** start Extracted information **
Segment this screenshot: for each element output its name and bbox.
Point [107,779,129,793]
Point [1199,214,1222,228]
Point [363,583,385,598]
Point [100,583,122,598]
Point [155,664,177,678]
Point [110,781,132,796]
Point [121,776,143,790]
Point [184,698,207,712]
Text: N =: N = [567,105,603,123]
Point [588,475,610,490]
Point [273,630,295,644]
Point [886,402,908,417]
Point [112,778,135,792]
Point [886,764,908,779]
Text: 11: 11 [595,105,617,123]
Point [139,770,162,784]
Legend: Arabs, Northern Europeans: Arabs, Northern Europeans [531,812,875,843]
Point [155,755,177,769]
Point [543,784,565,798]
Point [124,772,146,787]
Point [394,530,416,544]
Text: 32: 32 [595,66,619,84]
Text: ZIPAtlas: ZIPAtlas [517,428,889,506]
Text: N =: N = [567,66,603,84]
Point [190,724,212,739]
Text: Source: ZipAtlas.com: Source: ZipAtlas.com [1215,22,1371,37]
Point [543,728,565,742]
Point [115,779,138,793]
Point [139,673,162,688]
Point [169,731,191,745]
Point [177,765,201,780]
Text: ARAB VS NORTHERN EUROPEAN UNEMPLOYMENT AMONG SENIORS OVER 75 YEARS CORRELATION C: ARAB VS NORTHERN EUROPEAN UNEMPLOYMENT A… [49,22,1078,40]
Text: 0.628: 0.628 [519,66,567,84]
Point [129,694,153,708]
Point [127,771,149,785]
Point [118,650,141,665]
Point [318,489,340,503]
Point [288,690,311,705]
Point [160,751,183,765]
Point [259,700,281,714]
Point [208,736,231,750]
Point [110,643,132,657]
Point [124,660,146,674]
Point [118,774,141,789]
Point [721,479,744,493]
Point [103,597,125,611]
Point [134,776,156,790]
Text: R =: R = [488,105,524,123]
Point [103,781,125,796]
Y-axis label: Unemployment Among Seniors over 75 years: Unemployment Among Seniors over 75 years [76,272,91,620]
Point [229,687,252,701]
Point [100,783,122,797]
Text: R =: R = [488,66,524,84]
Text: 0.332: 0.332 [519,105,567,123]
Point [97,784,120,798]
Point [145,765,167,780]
** end Extracted information **
◆ Directions:
Rewrite the data above, replacing each "Point" with "Marker" and leaving everything else unchanged.

◆ Response to the exercise:
Segment this screenshot: for each element output its name and bbox.
Marker [107,779,129,793]
Marker [1199,214,1222,228]
Marker [363,583,385,598]
Marker [100,583,122,598]
Marker [155,664,177,678]
Marker [110,781,132,796]
Marker [121,776,143,790]
Marker [184,698,207,712]
Text: N =: N = [567,105,603,123]
Marker [588,475,610,490]
Marker [273,630,295,644]
Marker [886,402,908,417]
Marker [112,778,135,792]
Marker [886,764,908,779]
Text: 11: 11 [595,105,617,123]
Marker [139,770,162,784]
Legend: Arabs, Northern Europeans: Arabs, Northern Europeans [531,812,875,843]
Marker [155,755,177,769]
Marker [543,784,565,798]
Marker [124,772,146,787]
Marker [394,530,416,544]
Text: 32: 32 [595,66,619,84]
Text: ZIPAtlas: ZIPAtlas [517,428,889,506]
Text: N =: N = [567,66,603,84]
Marker [190,724,212,739]
Text: Source: ZipAtlas.com: Source: ZipAtlas.com [1215,22,1371,37]
Marker [543,728,565,742]
Marker [115,779,138,793]
Marker [139,673,162,688]
Marker [169,731,191,745]
Marker [177,765,201,780]
Text: ARAB VS NORTHERN EUROPEAN UNEMPLOYMENT AMONG SENIORS OVER 75 YEARS CORRELATION C: ARAB VS NORTHERN EUROPEAN UNEMPLOYMENT A… [49,22,1078,40]
Text: 0.628: 0.628 [519,66,567,84]
Marker [129,694,153,708]
Marker [127,771,149,785]
Marker [118,650,141,665]
Marker [318,489,340,503]
Marker [288,690,311,705]
Marker [160,751,183,765]
Marker [259,700,281,714]
Marker [208,736,231,750]
Marker [110,643,132,657]
Marker [124,660,146,674]
Marker [118,774,141,789]
Marker [721,479,744,493]
Marker [103,597,125,611]
Marker [134,776,156,790]
Text: R =: R = [488,105,524,123]
Marker [103,781,125,796]
Y-axis label: Unemployment Among Seniors over 75 years: Unemployment Among Seniors over 75 years [76,272,91,620]
Marker [229,687,252,701]
Marker [100,783,122,797]
Text: R =: R = [488,66,524,84]
Text: 0.332: 0.332 [519,105,567,123]
Marker [97,784,120,798]
Marker [145,765,167,780]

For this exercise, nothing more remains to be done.